Material for this exercise
[start]

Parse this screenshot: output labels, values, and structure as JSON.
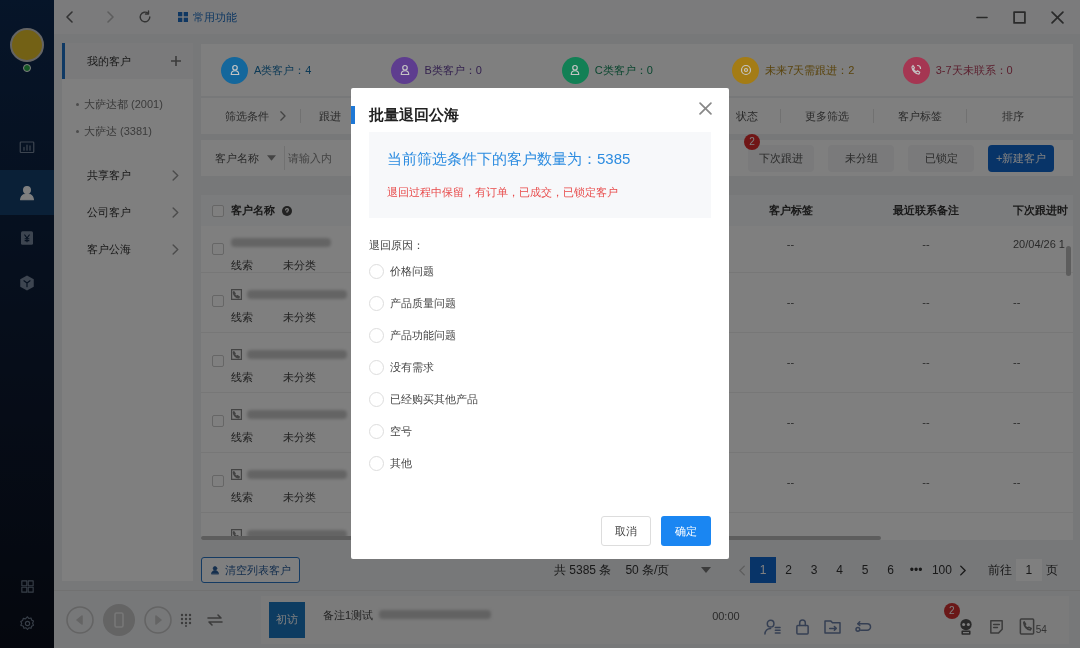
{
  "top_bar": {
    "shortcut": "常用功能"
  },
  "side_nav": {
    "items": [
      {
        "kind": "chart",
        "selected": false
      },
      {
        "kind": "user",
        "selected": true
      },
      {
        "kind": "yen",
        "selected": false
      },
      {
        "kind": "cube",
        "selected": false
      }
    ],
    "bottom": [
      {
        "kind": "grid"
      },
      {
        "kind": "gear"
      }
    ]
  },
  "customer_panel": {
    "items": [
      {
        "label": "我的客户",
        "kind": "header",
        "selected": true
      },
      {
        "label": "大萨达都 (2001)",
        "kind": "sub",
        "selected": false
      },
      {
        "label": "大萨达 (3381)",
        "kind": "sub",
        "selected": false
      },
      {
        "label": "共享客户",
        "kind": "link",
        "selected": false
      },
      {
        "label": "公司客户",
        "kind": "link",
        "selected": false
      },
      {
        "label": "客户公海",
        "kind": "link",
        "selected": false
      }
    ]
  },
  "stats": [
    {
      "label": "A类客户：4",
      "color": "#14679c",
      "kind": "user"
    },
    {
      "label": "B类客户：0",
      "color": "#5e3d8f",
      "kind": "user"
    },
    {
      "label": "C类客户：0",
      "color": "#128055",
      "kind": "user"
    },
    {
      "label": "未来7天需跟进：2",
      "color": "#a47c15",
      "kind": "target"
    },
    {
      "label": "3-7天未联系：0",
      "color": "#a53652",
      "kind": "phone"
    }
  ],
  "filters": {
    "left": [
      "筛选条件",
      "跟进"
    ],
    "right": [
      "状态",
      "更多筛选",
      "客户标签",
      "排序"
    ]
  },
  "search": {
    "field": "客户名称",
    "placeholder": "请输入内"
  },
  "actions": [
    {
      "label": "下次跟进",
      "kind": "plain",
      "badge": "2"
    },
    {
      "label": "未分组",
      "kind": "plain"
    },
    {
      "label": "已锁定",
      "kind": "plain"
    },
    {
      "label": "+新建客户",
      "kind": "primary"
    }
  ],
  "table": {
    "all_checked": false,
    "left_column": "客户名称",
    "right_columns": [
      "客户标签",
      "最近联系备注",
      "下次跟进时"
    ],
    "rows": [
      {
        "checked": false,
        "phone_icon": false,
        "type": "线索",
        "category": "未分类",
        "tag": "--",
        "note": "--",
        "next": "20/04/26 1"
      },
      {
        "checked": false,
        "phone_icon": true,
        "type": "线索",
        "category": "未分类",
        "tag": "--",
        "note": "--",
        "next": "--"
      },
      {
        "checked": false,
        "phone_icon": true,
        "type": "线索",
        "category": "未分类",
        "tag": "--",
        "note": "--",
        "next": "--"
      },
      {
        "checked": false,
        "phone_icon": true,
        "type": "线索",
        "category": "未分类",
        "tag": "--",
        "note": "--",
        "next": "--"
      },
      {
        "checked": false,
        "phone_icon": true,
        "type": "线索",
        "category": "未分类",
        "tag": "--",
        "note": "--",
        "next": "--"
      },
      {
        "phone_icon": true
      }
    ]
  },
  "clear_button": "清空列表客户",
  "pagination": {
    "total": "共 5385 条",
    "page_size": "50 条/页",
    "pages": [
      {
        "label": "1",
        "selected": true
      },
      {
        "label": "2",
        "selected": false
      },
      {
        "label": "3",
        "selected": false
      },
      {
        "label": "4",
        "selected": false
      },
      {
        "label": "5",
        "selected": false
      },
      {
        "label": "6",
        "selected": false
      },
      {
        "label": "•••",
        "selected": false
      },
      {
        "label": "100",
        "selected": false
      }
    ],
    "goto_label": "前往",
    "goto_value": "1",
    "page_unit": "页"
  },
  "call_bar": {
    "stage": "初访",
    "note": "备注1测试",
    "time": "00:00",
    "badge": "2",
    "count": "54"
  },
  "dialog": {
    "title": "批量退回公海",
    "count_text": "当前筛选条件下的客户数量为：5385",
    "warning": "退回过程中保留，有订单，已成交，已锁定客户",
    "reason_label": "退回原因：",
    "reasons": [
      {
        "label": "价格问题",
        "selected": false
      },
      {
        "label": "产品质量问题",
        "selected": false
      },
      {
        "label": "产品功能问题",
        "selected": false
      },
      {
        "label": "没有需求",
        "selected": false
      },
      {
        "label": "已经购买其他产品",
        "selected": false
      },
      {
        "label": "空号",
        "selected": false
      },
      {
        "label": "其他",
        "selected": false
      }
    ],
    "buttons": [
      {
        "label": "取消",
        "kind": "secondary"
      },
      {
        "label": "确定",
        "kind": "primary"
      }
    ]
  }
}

[end]
[start]

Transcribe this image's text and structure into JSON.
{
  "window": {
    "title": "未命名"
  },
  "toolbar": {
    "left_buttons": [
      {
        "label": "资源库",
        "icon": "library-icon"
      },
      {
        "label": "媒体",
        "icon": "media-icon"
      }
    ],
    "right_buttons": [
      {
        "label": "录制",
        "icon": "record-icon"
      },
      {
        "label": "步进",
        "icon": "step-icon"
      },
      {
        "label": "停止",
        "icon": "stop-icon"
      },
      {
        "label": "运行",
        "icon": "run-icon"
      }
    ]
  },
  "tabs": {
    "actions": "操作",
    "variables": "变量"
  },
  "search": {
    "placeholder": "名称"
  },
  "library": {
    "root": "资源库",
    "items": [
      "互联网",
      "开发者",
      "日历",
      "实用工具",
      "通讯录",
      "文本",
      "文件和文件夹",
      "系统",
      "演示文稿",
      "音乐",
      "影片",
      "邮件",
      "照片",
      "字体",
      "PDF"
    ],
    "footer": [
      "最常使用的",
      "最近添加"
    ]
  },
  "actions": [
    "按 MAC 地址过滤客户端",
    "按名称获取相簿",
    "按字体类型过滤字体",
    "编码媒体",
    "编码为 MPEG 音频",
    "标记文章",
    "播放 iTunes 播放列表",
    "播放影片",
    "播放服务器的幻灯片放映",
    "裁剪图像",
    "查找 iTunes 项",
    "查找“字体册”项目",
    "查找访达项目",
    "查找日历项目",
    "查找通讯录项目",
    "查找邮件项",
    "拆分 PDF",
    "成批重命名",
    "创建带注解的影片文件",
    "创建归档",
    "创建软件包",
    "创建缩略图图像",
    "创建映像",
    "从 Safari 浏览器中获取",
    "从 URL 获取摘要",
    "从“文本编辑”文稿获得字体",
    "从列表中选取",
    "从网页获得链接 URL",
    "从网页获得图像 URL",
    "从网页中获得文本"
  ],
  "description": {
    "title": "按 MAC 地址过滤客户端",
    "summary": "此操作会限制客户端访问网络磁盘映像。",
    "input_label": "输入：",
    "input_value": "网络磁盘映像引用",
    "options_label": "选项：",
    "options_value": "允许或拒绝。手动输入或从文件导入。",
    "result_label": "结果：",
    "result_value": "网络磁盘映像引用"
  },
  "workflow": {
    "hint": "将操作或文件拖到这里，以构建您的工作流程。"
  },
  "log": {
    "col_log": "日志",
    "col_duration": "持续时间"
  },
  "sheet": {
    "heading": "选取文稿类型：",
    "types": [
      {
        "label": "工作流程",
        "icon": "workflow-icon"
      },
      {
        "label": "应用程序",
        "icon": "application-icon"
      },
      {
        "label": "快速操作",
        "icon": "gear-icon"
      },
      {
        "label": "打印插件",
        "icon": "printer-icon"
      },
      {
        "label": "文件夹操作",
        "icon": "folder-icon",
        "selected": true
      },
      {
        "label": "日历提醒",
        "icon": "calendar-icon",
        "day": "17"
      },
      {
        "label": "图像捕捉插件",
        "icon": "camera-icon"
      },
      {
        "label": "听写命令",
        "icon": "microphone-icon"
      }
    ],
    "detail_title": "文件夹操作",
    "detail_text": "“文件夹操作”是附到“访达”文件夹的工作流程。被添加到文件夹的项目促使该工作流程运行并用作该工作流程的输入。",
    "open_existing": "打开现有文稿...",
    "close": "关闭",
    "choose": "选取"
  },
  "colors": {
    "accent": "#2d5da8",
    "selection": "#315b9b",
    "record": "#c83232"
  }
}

[end]

Exercise directions
All lines of the data above that include the word "文件夹操作" must be shown.

Complete response
        "label": "文件夹操作",
    "detail_title": "文件夹操作",
    "detail_text": "“文件夹操作”是附到“访达”文件夹的工作流程。被添加到文件夹的项目促使该工作流程运行并用作该工作流程的输入。",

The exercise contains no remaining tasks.